§ **What to do**: Look through the material and copy each line holding "text".

Excerpt from a dataset
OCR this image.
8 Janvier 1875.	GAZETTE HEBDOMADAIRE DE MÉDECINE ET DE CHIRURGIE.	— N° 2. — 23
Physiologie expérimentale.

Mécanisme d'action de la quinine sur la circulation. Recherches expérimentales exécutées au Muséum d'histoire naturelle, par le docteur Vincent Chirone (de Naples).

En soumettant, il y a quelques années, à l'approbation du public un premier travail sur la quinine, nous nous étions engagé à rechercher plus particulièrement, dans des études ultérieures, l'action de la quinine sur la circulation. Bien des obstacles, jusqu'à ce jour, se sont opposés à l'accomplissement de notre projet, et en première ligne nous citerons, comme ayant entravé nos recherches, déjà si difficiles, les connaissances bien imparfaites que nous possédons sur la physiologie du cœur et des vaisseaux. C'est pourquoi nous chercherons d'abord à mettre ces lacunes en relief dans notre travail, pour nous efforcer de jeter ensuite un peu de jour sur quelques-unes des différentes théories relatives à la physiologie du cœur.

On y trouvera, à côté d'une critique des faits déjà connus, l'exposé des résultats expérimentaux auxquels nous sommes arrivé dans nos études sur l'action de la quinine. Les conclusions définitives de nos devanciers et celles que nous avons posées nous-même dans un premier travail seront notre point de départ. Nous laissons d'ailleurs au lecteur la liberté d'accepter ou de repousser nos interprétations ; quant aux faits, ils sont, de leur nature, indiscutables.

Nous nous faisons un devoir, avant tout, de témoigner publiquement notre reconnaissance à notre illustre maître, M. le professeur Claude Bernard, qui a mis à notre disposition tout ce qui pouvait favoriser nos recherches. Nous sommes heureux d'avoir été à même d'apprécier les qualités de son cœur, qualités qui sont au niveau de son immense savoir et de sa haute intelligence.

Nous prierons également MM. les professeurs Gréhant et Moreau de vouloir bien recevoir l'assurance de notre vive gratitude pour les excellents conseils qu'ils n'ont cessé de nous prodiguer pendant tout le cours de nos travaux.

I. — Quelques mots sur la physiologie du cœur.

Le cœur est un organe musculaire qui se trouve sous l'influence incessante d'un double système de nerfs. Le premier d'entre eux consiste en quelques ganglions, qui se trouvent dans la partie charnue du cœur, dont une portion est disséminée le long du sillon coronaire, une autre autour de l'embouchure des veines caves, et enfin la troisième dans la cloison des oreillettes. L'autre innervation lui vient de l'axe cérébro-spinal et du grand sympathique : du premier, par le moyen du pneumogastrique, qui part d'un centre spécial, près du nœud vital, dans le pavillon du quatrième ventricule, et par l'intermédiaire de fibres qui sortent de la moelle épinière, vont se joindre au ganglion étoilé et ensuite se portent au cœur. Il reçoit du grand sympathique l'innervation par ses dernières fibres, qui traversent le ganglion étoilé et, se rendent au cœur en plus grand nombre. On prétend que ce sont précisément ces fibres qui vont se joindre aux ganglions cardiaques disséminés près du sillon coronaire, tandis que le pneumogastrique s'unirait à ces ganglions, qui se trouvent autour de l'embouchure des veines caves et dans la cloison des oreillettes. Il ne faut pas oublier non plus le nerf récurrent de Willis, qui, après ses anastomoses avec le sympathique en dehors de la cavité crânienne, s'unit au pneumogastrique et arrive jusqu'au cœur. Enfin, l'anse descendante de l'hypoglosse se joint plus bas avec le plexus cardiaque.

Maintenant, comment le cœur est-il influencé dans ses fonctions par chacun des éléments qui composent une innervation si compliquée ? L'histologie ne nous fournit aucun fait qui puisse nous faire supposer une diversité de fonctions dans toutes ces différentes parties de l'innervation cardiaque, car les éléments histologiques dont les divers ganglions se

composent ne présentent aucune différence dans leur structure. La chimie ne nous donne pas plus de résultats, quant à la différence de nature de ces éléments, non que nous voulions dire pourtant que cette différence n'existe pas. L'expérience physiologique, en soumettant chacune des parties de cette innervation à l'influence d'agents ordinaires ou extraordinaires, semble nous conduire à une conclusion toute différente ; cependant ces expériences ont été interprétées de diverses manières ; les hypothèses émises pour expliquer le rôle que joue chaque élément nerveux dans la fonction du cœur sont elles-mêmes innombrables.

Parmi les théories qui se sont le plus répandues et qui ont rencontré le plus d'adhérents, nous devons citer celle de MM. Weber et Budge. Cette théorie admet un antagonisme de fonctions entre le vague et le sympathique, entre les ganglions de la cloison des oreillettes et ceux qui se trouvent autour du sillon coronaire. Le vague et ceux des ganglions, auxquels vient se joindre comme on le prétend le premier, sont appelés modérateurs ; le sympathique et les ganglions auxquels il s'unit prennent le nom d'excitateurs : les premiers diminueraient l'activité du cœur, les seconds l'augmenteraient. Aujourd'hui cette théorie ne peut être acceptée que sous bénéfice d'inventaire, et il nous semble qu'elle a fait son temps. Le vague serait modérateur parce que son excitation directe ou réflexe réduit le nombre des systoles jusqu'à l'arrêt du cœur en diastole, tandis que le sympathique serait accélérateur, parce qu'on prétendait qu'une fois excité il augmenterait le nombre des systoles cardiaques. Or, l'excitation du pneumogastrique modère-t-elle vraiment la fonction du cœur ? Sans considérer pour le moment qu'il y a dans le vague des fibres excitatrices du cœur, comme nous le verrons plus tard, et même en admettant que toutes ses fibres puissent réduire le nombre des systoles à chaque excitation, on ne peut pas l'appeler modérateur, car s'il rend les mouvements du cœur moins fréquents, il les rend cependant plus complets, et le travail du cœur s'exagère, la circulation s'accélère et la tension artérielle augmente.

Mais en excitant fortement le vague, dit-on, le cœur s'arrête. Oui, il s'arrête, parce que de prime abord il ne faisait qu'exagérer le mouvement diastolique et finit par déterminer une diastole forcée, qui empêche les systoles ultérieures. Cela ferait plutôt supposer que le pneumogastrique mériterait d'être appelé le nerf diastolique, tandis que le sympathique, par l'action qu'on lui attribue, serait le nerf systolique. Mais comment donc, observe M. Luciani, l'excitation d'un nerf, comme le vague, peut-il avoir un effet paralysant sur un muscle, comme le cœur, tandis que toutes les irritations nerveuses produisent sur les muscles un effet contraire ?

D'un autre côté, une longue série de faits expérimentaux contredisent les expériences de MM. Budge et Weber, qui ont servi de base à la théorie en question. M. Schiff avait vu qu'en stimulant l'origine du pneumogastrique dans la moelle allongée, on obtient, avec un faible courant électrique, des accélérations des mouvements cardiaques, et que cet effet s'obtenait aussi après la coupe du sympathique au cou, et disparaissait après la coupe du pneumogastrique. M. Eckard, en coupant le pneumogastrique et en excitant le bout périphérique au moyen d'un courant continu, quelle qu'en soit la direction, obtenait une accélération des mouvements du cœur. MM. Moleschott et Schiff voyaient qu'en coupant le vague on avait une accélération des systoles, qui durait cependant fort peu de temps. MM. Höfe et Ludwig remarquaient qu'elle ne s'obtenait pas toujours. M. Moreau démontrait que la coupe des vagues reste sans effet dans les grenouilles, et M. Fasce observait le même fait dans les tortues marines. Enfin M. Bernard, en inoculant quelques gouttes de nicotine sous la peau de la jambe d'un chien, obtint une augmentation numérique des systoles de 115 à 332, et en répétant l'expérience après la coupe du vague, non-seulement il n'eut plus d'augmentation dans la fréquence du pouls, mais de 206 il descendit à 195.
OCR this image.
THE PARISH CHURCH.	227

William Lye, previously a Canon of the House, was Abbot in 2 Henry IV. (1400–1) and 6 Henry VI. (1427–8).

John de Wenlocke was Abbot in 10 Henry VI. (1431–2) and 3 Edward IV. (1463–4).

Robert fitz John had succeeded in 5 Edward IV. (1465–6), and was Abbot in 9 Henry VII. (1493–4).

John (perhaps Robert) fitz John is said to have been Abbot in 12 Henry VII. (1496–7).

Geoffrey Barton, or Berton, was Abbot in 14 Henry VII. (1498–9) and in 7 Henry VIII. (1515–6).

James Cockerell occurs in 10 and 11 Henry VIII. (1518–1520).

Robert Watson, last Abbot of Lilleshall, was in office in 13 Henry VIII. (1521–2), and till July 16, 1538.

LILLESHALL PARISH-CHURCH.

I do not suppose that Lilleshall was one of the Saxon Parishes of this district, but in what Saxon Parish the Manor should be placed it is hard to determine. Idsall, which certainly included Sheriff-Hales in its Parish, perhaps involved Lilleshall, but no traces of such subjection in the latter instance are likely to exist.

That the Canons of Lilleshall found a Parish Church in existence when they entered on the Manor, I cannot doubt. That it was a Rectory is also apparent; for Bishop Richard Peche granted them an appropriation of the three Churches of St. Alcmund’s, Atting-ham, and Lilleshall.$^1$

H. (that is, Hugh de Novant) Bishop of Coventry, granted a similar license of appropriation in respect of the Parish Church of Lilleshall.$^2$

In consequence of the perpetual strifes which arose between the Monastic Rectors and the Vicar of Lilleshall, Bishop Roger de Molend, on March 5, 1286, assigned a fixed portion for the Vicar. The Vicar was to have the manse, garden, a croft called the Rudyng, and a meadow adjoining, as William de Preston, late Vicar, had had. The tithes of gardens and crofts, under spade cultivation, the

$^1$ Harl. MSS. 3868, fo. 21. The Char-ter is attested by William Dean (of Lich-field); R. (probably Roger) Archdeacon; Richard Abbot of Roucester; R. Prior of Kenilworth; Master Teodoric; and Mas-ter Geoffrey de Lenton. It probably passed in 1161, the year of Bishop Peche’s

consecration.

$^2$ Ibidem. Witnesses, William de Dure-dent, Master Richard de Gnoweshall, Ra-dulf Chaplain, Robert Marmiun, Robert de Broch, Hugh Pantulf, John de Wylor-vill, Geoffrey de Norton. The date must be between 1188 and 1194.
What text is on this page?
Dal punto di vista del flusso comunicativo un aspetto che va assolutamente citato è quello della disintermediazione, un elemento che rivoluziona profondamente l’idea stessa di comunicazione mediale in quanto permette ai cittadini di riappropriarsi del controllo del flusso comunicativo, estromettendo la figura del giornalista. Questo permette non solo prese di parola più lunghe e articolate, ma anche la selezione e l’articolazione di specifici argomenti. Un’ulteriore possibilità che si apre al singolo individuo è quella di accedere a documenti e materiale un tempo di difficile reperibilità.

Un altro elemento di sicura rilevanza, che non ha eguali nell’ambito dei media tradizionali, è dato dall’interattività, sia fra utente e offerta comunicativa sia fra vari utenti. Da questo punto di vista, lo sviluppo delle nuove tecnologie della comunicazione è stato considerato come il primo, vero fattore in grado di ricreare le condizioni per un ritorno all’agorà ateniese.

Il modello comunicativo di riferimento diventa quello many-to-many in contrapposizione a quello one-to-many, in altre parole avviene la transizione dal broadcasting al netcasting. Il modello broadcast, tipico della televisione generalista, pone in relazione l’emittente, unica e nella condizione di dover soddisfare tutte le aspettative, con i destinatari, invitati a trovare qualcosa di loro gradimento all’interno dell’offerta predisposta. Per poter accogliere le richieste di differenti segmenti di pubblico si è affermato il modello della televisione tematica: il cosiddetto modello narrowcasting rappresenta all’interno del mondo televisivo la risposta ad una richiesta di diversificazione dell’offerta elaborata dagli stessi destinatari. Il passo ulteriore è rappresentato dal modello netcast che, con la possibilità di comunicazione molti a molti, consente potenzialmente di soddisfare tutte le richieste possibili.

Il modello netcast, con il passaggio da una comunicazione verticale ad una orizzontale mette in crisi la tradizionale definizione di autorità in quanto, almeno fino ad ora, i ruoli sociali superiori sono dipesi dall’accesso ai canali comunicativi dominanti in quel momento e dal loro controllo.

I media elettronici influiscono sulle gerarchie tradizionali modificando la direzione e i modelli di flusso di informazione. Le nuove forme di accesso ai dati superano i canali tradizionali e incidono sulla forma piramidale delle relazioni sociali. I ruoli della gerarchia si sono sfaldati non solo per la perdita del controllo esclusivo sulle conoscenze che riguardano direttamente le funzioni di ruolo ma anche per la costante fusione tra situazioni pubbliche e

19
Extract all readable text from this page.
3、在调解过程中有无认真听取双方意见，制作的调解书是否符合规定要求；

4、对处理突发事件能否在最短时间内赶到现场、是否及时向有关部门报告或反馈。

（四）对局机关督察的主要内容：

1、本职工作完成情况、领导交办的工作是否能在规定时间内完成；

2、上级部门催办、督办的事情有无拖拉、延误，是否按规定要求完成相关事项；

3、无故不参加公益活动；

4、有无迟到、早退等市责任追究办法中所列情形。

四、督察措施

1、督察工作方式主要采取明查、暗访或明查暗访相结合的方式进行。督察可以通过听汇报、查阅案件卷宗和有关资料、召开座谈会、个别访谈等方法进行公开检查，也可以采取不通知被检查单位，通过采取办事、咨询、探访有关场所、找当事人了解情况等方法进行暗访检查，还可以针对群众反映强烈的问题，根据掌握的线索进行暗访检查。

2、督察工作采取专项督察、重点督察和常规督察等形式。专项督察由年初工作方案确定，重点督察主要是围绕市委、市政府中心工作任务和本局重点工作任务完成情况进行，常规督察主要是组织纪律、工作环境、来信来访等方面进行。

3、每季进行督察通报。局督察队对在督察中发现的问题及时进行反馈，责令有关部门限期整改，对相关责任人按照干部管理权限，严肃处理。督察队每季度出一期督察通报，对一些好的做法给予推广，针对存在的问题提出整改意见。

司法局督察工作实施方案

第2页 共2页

§ **Exercise solution**:
What text is on this page?
Extract all readable text from this page.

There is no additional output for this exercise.